==== Extracted material

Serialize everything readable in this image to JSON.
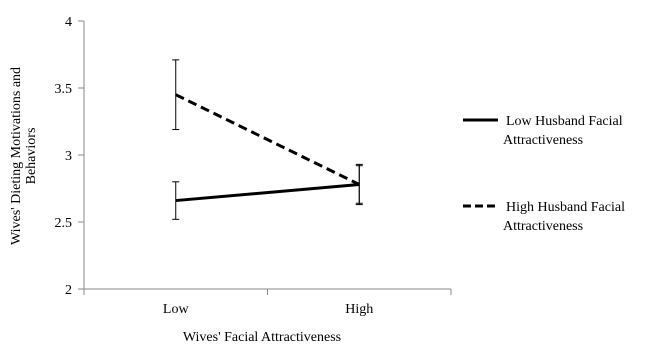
{
  "chart_data": {
    "type": "line",
    "title": "",
    "xlabel": "Wives' Facial Attractiveness",
    "ylabel_lines": [
      "Wives' Dieting Motivations and",
      "Behaviors"
    ],
    "categories": [
      "Low",
      "High"
    ],
    "ylim": [
      2,
      4
    ],
    "yticks": [
      "2",
      "2.5",
      "3",
      "3.5",
      "4"
    ],
    "grid": false,
    "legend_position": "right",
    "series": [
      {
        "name_lines": [
          "Low Husband Facial",
          "Attractiveness"
        ],
        "style": "solid",
        "color": "#000000",
        "values": [
          2.66,
          2.78
        ],
        "error_low": [
          2.52,
          2.63
        ],
        "error_high": [
          2.8,
          2.93
        ]
      },
      {
        "name_lines": [
          "High Husband Facial",
          "Attractiveness"
        ],
        "style": "dashed",
        "color": "#000000",
        "values": [
          3.45,
          2.78
        ],
        "error_low": [
          3.19,
          2.64
        ],
        "error_high": [
          3.71,
          2.92
        ]
      }
    ]
  }
}
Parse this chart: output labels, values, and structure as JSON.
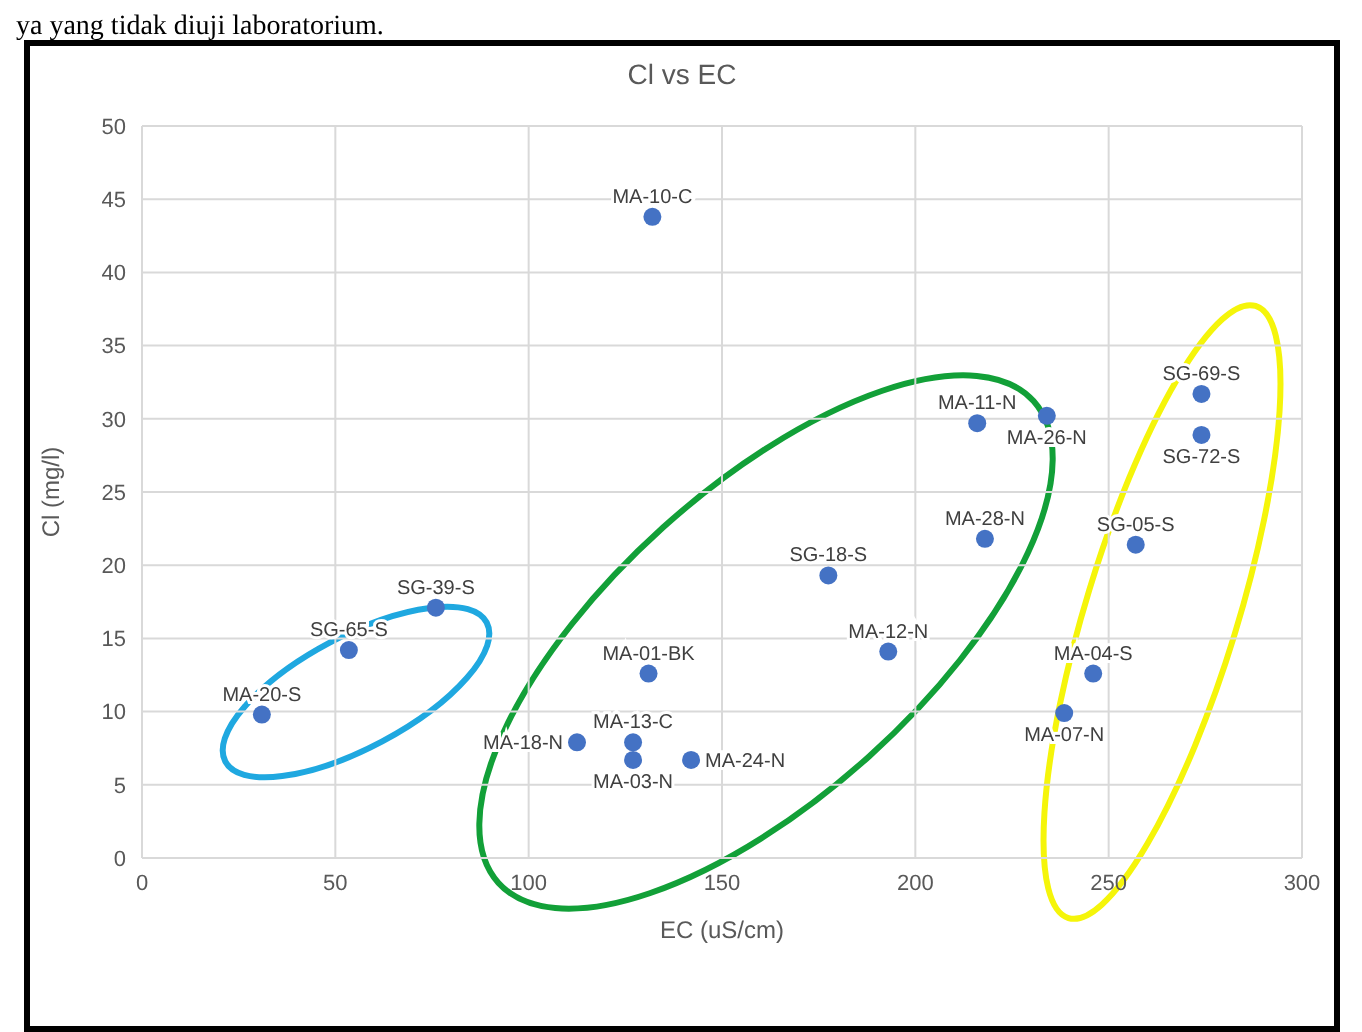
{
  "chart_data": {
    "type": "scatter",
    "title": "Cl vs EC",
    "xlabel": "EC (uS/cm)",
    "ylabel": "Cl (mg/l)",
    "x": [
      31,
      53.5,
      76,
      132,
      131,
      112.5,
      127,
      127,
      142,
      177.5,
      193,
      216,
      234,
      218,
      257,
      274,
      274,
      246,
      238.5
    ],
    "values": [
      9.8,
      14.2,
      17.1,
      43.8,
      12.6,
      7.9,
      7.9,
      6.7,
      6.7,
      19.3,
      14.1,
      29.7,
      30.2,
      21.8,
      21.4,
      31.7,
      28.9,
      12.6,
      9.9
    ],
    "color": "#4472c4",
    "marker": "circle",
    "xlim": [
      0,
      300
    ],
    "xticks": [
      0,
      50,
      100,
      150,
      200,
      250,
      300
    ],
    "ylim": [
      0,
      50
    ],
    "yticks": [
      0,
      5,
      10,
      15,
      20,
      25,
      30,
      35,
      40,
      45,
      50
    ],
    "grid": true,
    "annotations": [
      {
        "text": "MA-20-S",
        "x": 31,
        "y": 9.8
      },
      {
        "text": "SG-65-S",
        "x": 53.5,
        "y": 14.2
      },
      {
        "text": "SG-39-S",
        "x": 76,
        "y": 17.1
      },
      {
        "text": "MA-10-C",
        "x": 132,
        "y": 43.8
      },
      {
        "text": "MA-01-BK",
        "x": 131,
        "y": 12.6
      },
      {
        "text": "MA-18-N",
        "x": 112.5,
        "y": 7.9
      },
      {
        "text": "MA-13-C",
        "x": 127,
        "y": 7.9
      },
      {
        "text": "MA-03-N",
        "x": 127,
        "y": 6.7
      },
      {
        "text": "MA-24-N",
        "x": 142,
        "y": 6.7
      },
      {
        "text": "SG-18-S",
        "x": 177.5,
        "y": 19.3
      },
      {
        "text": "MA-12-N",
        "x": 193,
        "y": 14.1
      },
      {
        "text": "MA-11-N",
        "x": 216,
        "y": 29.7
      },
      {
        "text": "MA-26-N",
        "x": 234,
        "y": 30.2
      },
      {
        "text": "MA-28-N",
        "x": 218,
        "y": 21.8
      },
      {
        "text": "SG-05-S",
        "x": 257,
        "y": 21.4
      },
      {
        "text": "SG-69-S",
        "x": 274,
        "y": 31.7
      },
      {
        "text": "SG-72-S",
        "x": 274,
        "y": 28.9
      },
      {
        "text": "MA-04-S",
        "x": 246,
        "y": 12.6
      },
      {
        "text": "MA-07-N",
        "x": 238.5,
        "y": 9.9
      },
      "ya yang tidak diuji laboratorium."
    ]
  }
}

========

*Stated exercise*
Copy the records above exactly. The pictures are not part of the copy.

*Complete output*
Serialize everything readable in this image to JSON.
{
  "chart_data": {
    "type": "line",
    "title": "",
    "xlabel": "Wives' Facial Attractiveness",
    "ylabel_lines": [
      "Wives' Dieting Motivations and",
      "Behaviors"
    ],
    "categories": [
      "Low",
      "High"
    ],
    "ylim": [
      2,
      4
    ],
    "yticks": [
      "2",
      "2.5",
      "3",
      "3.5",
      "4"
    ],
    "grid": false,
    "legend_position": "right",
    "series": [
      {
        "name_lines": [
          "Low Husband Facial",
          "Attractiveness"
        ],
        "style": "solid",
        "color": "#000000",
        "values": [
          2.66,
          2.78
        ],
        "error_low": [
          2.52,
          2.63
        ],
        "error_high": [
          2.8,
          2.93
        ]
      },
      {
        "name_lines": [
          "High Husband Facial",
          "Attractiveness"
        ],
        "style": "dashed",
        "color": "#000000",
        "values": [
          3.45,
          2.78
        ],
        "error_low": [
          3.19,
          2.64
        ],
        "error_high": [
          3.71,
          2.92
        ]
      }
    ]
  }
}
Parse this chart: output labels, values, and structure as JSON.
{
  "chart_data": {
    "type": "scatter",
    "title": "Cl vs EC",
    "xlabel": "EC (uS/cm)",
    "ylabel": "Cl (mg/l)",
    "x": [
      31,
      53.5,
      76,
      132,
      131,
      112.5,
      127,
      127,
      142,
      177.5,
      193,
      216,
      234,
      218,
      257,
      274,
      274,
      246,
      238.5
    ],
    "values": [
      9.8,
      14.2,
      17.1,
      43.8,
      12.6,
      7.9,
      7.9,
      6.7,
      6.7,
      19.3,
      14.1,
      29.7,
      30.2,
      21.8,
      21.4,
      31.7,
      28.9,
      12.6,
      9.9
    ],
    "color": "#4472c4",
    "marker": "circle",
    "xlim": [
      0,
      300
    ],
    "xticks": [
      0,
      50,
      100,
      150,
      200,
      250,
      300
    ],
    "ylim": [
      0,
      50
    ],
    "yticks": [
      0,
      5,
      10,
      15,
      20,
      25,
      30,
      35,
      40,
      45,
      50
    ],
    "grid": true,
    "annotations": [
      {
        "text": "MA-20-S",
        "x": 31,
        "y": 9.8
      },
      {
        "text": "SG-65-S",
        "x": 53.5,
        "y": 14.2
      },
      {
        "text": "SG-39-S",
        "x": 76,
        "y": 17.1
      },
      {
        "text": "MA-10-C",
        "x": 132,
        "y": 43.8
      },
      {
        "text": "MA-01-BK",
        "x": 131,
        "y": 12.6
      },
      {
        "text": "MA-18-N",
        "x": 112.5,
        "y": 7.9
      },
      {
        "text": "MA-13-C",
        "x": 127,
        "y": 7.9
      },
      {
        "text": "MA-03-N",
        "x": 127,
        "y": 6.7
      },
      {
        "text": "MA-24-N",
        "x": 142,
        "y": 6.7
      },
      {
        "text": "SG-18-S",
        "x": 177.5,
        "y": 19.3
      },
      {
        "text": "MA-12-N",
        "x": 193,
        "y": 14.1
      },
      {
        "text": "MA-11-N",
        "x": 216,
        "y": 29.7
      },
      {
        "text": "MA-26-N",
        "x": 234,
        "y": 30.2
      },
      {
        "text": "MA-28-N",
        "x": 218,
        "y": 21.8
      },
      {
        "text": "SG-05-S",
        "x": 257,
        "y": 21.4
      },
      {
        "text": "SG-69-S",
        "x": 274,
        "y": 31.7
      },
      {
        "text": "SG-72-S",
        "x": 274,
        "y": 28.9
      },
      {
        "text": "MA-04-S",
        "x": 246,
        "y": 12.6
      },
      {
        "text": "MA-07-N",
        "x": 238.5,
        "y": 9.9
      },
      "ya yang tidak diuji laboratorium."
    ]
  }
}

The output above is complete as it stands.